++++ Rows
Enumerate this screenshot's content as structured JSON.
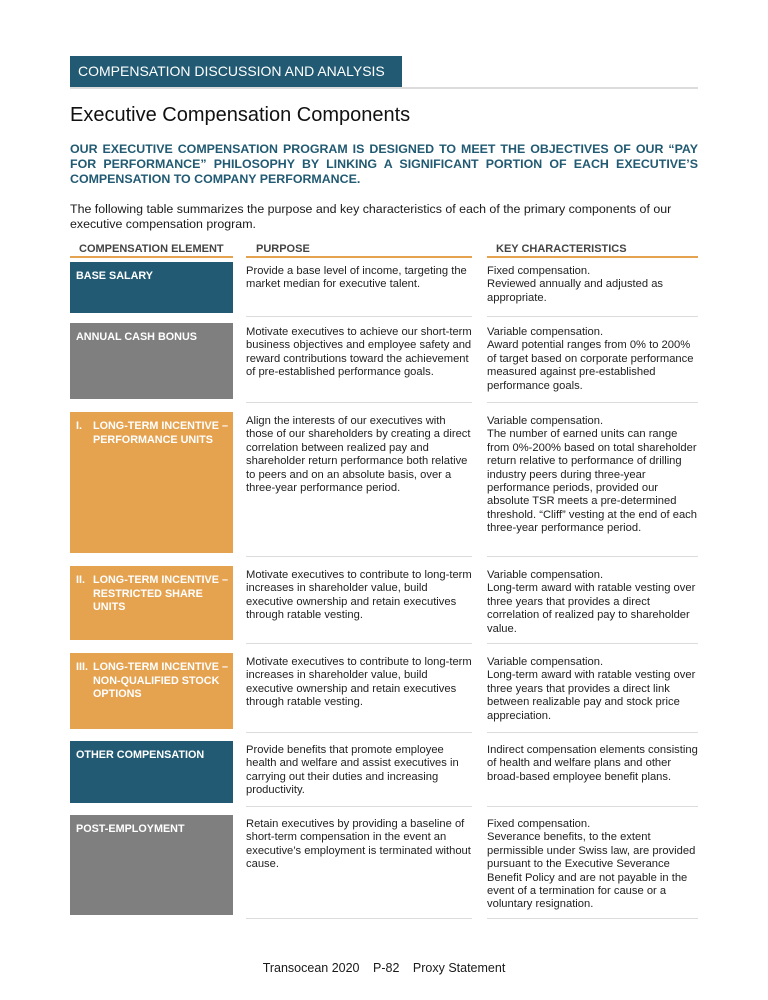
{
  "section_tab": "COMPENSATION DISCUSSION AND ANALYSIS",
  "title": "Executive Compensation Components",
  "lead": "OUR EXECUTIVE COMPENSATION PROGRAM IS DESIGNED TO MEET THE OBJECTIVES OF OUR “PAY FOR PERFORMANCE” PHILOSOPHY BY LINKING A SIGNIFICANT PORTION OF EACH EXECUTIVE’S COMPENSATION TO COMPANY PERFORMANCE.",
  "intro": "The following table summarizes the purpose and key characteristics of each of the primary components of our executive compensation program.",
  "colors": {
    "teal": "#215a72",
    "gray": "#7f7f7f",
    "orange": "#e5a24f"
  },
  "table": {
    "headers": [
      "COMPENSATION ELEMENT",
      "PURPOSE",
      "KEY CHARACTERISTICS"
    ],
    "rows": [
      {
        "num": "",
        "element": "BASE SALARY",
        "color": "#215a72",
        "purpose": "Provide a base level of income, targeting the market median for executive talent.",
        "key": [
          "Fixed compensation.",
          "Reviewed annually and adjusted as appropriate."
        ]
      },
      {
        "num": "",
        "element": "ANNUAL CASH BONUS",
        "color": "#7f7f7f",
        "purpose": "Motivate executives to achieve our short-term business objectives and employee safety and reward contributions toward the achievement of pre-established performance goals.",
        "key": [
          "Variable compensation.",
          "Award potential ranges from 0% to 200% of target based on corporate performance measured against pre-established performance goals."
        ]
      },
      {
        "num": "I.",
        "element": "LONG-TERM INCENTIVE – PERFORMANCE UNITS",
        "color": "#e5a24f",
        "purpose": "Align the interests of our executives with those of our shareholders by creating a direct correlation between realized pay and shareholder return performance both relative to peers and on an absolute basis, over a three-year performance period.",
        "key": [
          "Variable compensation.",
          "The number of earned units can range from 0%-200% based on total shareholder return relative to performance of drilling industry peers during three-year performance periods, provided our absolute TSR meets a pre-determined threshold. “Cliff” vesting at the end of each three-year performance period."
        ]
      },
      {
        "num": "II.",
        "element": "LONG-TERM INCENTIVE – RESTRICTED SHARE UNITS",
        "color": "#e5a24f",
        "purpose": "Motivate executives to contribute to long-term increases in shareholder value, build executive ownership and retain executives through ratable vesting.",
        "key": [
          "Variable compensation.",
          "Long-term award with ratable vesting over three years that provides a direct correlation of realized pay to shareholder value."
        ]
      },
      {
        "num": "III.",
        "element": "LONG-TERM INCENTIVE – NON-QUALIFIED STOCK OPTIONS",
        "color": "#e5a24f",
        "purpose": "Motivate executives to contribute to long-term increases in shareholder value, build executive ownership and retain executives through ratable vesting.",
        "key": [
          "Variable compensation.",
          "Long-term award with ratable vesting over three years that provides a direct link between realizable pay and stock price appreciation."
        ]
      },
      {
        "num": "",
        "element": "OTHER COMPENSATION",
        "color": "#215a72",
        "purpose": "Provide benefits that promote employee health and welfare and assist executives in carrying out their duties and increasing productivity.",
        "key": [
          "Indirect compensation elements consisting of health and welfare plans and other broad-based employee benefit plans."
        ]
      },
      {
        "num": "",
        "element": "POST-EMPLOYMENT",
        "color": "#7f7f7f",
        "purpose": "Retain executives by providing a baseline of short-term compensation in the event an executive’s employment is terminated without cause.",
        "key": [
          "Fixed compensation.",
          "Severance benefits, to the extent permissible under Swiss law, are provided pursuant to the Executive Severance Benefit Policy and are not payable in the event of a termination for cause or a voluntary resignation."
        ]
      }
    ]
  },
  "footer": {
    "company": "Transocean 2020",
    "page": "P-82",
    "doc": "Proxy Statement"
  }
}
++++++++
### [Work to complete]
Filter out every line that lacks the word "realized", and copy the rest.

### [Complete output]
        "purpose": "Align the interests of our executives with those of our shareholders by creating a direct correlation between realized pay and shareholder return performance both relative to peers and on an absolute basis, over a three-year performance period.",
          "Long-term award with ratable vesting over three years that provides a direct correlation of realized pay to shareholder value."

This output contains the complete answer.